--- Exercise objective ---
Exclude any images and output the remaining records exactly.

--- Dataset ---
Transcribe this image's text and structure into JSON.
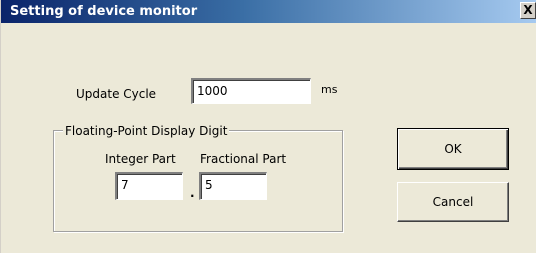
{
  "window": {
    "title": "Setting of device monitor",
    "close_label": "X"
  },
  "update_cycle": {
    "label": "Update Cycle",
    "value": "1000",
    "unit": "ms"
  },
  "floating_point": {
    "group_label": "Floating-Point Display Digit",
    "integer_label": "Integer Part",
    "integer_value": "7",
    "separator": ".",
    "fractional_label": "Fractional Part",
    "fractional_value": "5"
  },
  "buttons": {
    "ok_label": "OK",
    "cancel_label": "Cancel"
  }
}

--- Final result ---
Transcribe this image's text and structure into JSON.
{
  "window": {
    "title": "Setting of device monitor",
    "close_label": "X"
  },
  "update_cycle": {
    "label": "Update Cycle",
    "value": "1000",
    "unit": "ms"
  },
  "floating_point": {
    "group_label": "Floating-Point Display Digit",
    "integer_label": "Integer Part",
    "integer_value": "7",
    "separator": ".",
    "fractional_label": "Fractional Part",
    "fractional_value": "5"
  },
  "buttons": {
    "ok_label": "OK",
    "cancel_label": "Cancel"
  }
}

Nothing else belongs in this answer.